Records from a dataset:
— Start —
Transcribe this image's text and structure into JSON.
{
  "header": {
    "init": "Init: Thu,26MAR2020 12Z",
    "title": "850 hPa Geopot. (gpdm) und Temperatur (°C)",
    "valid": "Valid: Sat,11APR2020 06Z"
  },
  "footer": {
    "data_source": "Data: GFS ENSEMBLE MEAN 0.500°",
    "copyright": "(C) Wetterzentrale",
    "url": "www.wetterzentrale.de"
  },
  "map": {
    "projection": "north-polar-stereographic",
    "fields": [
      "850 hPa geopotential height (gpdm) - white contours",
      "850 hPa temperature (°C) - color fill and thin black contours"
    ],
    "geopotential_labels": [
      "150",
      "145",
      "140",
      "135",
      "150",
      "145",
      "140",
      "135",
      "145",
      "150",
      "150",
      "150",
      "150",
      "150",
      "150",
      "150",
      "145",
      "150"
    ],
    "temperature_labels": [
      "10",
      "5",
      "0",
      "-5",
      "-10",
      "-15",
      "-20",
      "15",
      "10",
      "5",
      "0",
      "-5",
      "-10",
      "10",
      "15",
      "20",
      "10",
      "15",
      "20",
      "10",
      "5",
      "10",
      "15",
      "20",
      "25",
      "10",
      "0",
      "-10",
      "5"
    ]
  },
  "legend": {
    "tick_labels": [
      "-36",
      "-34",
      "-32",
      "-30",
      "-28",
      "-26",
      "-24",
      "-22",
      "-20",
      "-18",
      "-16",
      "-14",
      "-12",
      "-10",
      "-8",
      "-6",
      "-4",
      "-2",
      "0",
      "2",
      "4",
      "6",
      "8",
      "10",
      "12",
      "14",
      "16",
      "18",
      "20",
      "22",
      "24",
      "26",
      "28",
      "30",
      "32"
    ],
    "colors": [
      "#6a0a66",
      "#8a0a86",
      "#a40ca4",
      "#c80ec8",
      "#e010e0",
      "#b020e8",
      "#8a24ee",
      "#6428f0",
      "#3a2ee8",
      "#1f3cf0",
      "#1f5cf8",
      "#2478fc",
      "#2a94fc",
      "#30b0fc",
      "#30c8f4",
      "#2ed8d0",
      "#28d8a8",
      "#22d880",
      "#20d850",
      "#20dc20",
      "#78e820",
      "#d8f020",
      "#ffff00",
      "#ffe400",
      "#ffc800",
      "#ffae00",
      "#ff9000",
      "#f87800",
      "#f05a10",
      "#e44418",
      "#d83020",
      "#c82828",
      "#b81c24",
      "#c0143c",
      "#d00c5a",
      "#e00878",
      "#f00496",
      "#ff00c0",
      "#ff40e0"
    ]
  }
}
— End —
**Exercise goal**
Find every line in the records above that contains the word "gpdm", and copy each one.

**Full output**
    "title": "850 hPa Geopot. (gpdm) und Temperatur (°C)",
      "850 hPa geopotential height (gpdm) - white contours",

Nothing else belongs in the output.